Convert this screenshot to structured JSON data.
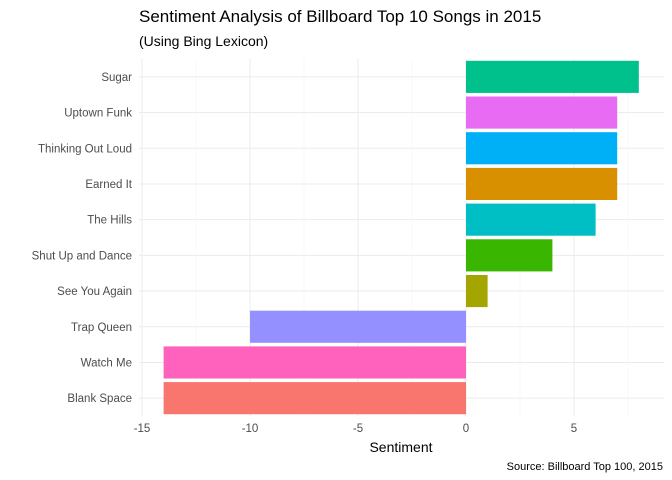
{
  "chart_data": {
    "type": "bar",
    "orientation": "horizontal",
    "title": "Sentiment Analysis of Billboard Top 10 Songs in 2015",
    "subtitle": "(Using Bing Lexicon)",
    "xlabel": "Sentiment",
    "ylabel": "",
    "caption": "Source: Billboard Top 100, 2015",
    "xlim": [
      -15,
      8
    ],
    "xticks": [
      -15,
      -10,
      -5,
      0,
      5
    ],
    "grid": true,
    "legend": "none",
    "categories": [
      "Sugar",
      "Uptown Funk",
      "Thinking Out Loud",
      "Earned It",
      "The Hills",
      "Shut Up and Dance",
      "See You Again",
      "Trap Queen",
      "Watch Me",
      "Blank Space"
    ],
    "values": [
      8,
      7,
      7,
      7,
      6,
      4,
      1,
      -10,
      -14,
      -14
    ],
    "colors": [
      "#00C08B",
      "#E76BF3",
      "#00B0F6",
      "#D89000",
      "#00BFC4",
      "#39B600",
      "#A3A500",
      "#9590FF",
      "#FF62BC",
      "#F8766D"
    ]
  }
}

==

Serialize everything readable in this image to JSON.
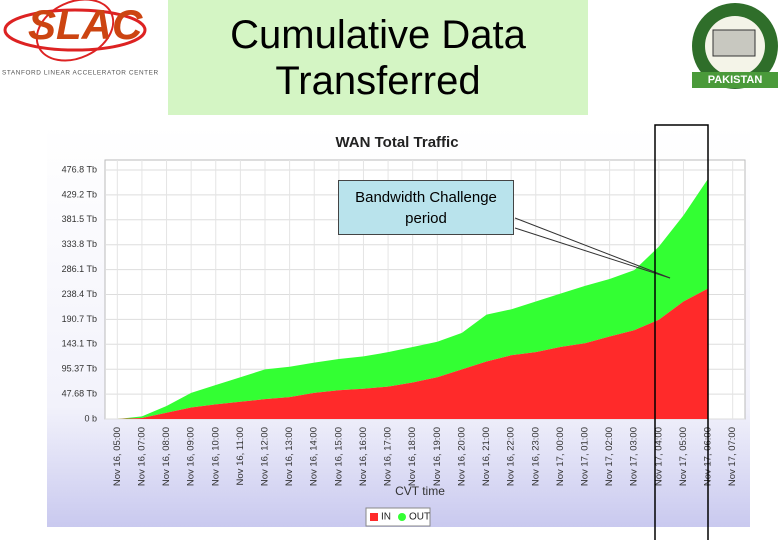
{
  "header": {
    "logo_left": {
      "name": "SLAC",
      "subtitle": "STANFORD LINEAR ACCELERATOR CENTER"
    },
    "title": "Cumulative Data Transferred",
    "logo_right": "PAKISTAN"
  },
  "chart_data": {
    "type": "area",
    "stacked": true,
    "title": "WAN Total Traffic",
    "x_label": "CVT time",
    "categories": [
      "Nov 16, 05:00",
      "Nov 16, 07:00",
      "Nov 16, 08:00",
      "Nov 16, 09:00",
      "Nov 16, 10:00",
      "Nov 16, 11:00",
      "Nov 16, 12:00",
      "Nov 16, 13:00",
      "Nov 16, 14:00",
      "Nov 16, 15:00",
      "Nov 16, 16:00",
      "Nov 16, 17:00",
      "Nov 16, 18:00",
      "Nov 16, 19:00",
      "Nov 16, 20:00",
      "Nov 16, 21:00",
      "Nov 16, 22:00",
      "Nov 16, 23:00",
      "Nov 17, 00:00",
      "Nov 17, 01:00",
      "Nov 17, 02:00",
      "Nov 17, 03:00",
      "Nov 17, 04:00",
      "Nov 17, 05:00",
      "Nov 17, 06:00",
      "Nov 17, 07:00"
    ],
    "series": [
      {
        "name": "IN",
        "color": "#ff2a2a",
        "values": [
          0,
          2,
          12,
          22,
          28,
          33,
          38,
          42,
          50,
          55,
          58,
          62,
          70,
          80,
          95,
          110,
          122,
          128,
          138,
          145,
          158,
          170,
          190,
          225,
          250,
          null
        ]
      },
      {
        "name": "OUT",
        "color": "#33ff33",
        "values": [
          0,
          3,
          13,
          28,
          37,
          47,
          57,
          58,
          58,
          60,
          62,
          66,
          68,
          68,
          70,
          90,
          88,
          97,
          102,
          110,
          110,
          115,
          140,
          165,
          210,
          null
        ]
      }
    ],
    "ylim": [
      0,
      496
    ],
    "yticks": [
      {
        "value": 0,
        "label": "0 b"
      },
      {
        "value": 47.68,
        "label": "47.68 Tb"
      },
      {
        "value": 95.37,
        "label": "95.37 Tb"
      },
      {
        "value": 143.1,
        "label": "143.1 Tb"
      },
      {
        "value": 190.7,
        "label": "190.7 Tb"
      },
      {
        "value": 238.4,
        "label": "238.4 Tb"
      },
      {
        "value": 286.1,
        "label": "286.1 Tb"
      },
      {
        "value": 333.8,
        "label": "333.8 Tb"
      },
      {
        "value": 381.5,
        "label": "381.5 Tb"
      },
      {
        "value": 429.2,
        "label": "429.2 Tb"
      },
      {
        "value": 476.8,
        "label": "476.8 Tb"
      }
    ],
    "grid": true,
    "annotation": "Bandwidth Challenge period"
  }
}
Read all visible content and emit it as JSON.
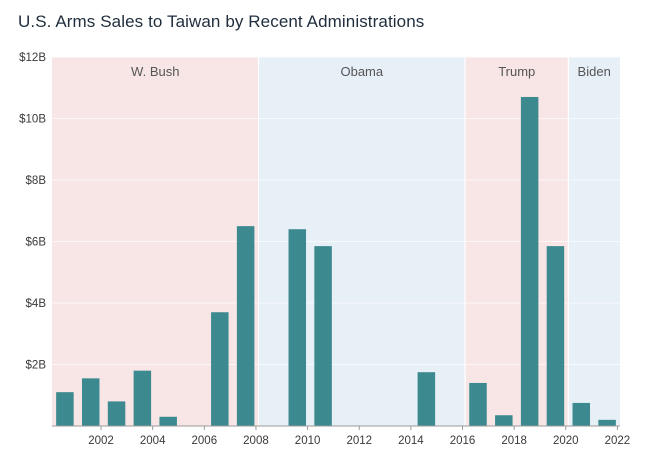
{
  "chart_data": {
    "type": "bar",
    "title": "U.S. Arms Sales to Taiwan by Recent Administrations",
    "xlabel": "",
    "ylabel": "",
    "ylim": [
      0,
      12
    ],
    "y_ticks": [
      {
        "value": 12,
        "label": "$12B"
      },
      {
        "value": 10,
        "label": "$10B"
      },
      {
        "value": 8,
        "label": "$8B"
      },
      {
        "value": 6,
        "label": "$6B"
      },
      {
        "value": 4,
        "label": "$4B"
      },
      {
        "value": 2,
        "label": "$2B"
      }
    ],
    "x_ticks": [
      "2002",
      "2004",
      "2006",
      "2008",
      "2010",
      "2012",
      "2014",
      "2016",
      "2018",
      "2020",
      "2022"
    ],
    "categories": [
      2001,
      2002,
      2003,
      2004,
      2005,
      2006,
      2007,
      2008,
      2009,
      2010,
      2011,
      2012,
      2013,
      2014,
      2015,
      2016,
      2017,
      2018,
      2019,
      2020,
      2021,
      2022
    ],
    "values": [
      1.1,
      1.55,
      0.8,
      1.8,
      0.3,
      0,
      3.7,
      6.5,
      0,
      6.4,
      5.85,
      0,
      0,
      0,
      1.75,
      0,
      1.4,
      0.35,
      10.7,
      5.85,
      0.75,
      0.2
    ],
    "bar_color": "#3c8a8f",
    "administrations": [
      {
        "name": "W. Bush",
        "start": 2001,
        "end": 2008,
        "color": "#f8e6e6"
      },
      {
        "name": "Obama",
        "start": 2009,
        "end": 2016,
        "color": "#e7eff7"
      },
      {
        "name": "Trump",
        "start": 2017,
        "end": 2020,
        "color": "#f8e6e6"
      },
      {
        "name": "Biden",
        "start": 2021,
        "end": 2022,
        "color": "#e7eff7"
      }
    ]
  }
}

- **GOAL**
Report how many lines include the word "Sentiment". Give nothing but the number.

- **SOLUTION BELOW**
2